• **AIM**:
List every line in this data where the string "давлением" occurs.
::: INFORMATION SUPPLIED
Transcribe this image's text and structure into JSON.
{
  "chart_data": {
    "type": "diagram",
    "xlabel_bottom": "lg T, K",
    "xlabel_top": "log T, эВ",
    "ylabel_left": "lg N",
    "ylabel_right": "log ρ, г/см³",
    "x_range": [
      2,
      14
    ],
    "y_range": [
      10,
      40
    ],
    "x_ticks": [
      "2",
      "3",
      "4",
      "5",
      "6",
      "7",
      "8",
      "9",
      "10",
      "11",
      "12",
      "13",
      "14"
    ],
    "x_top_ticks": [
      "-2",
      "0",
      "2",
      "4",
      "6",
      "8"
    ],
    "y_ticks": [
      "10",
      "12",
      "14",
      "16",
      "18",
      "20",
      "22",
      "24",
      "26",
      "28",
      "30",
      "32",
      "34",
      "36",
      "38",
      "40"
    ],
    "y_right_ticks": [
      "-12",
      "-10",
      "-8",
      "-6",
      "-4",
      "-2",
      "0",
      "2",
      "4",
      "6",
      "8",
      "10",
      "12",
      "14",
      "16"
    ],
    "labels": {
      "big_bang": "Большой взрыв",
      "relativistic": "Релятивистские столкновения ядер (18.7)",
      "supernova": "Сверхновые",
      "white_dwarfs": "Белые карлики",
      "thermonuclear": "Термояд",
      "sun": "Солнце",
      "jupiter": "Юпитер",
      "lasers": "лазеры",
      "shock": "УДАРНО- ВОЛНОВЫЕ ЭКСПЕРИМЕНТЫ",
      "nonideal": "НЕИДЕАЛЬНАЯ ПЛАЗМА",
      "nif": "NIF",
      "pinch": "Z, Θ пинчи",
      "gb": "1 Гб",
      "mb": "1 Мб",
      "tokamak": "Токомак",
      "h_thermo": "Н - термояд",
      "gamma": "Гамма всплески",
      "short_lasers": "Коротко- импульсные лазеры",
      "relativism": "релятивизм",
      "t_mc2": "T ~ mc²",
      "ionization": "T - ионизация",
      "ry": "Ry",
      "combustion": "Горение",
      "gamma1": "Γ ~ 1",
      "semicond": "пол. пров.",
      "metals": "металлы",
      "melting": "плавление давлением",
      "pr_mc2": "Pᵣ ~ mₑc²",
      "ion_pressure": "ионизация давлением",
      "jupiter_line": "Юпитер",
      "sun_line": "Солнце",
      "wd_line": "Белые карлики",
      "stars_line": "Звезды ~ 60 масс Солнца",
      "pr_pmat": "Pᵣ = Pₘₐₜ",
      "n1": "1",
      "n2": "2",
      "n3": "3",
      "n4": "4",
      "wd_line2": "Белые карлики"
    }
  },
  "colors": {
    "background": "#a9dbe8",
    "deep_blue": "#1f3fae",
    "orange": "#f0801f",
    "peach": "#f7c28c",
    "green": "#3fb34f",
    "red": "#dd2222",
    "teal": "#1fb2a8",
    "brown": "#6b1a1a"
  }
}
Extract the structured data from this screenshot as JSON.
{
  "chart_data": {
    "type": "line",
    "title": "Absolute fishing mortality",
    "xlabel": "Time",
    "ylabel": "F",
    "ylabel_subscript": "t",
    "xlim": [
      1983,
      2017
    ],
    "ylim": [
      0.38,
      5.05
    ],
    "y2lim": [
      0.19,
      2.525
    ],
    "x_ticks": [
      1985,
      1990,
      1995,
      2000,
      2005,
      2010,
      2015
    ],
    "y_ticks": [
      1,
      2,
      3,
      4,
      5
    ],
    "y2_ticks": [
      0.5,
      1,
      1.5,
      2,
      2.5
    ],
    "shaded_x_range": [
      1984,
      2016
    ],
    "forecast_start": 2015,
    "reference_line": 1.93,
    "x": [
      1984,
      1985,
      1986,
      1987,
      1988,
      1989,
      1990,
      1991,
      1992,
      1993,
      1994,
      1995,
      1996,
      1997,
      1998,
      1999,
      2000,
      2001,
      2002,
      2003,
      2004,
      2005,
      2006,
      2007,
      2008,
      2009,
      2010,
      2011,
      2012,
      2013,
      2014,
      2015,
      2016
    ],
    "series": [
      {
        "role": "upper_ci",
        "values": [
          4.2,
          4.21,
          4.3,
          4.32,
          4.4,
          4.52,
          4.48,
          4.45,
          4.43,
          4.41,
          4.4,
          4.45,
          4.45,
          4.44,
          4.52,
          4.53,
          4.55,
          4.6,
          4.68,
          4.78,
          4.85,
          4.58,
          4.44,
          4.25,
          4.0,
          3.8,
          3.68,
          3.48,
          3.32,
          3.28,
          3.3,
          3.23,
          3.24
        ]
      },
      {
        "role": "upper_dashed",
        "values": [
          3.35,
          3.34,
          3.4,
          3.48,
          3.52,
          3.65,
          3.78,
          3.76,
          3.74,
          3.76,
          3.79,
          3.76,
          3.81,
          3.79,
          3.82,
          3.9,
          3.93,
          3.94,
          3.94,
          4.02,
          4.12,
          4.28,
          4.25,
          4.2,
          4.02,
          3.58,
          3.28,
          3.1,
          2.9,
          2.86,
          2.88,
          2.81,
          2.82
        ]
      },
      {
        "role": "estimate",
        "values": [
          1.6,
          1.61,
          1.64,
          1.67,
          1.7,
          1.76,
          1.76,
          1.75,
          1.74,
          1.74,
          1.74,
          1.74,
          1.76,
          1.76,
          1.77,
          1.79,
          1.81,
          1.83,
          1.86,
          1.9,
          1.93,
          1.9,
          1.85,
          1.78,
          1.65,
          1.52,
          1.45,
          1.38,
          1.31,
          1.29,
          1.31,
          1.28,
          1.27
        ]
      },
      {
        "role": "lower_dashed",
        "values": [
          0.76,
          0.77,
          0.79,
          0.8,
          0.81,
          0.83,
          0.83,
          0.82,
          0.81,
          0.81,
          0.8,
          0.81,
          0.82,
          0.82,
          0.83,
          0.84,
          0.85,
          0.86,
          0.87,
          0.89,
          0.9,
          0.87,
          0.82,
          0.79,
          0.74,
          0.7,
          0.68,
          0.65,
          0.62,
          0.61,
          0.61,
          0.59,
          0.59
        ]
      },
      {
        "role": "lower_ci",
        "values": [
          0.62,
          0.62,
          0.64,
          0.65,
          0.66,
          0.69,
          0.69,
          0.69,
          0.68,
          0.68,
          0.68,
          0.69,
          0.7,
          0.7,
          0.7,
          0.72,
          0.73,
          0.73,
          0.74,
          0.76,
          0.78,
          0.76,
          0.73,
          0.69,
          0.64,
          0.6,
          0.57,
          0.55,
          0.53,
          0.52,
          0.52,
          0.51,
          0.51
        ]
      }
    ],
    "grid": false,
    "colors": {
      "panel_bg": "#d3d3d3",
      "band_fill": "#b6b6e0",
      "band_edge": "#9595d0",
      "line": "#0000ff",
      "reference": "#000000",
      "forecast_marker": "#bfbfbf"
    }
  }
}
::::::
• **WORKED SOLUTION**:
      "melting": "плавление давлением",
      "ion_pressure": "ионизация давлением",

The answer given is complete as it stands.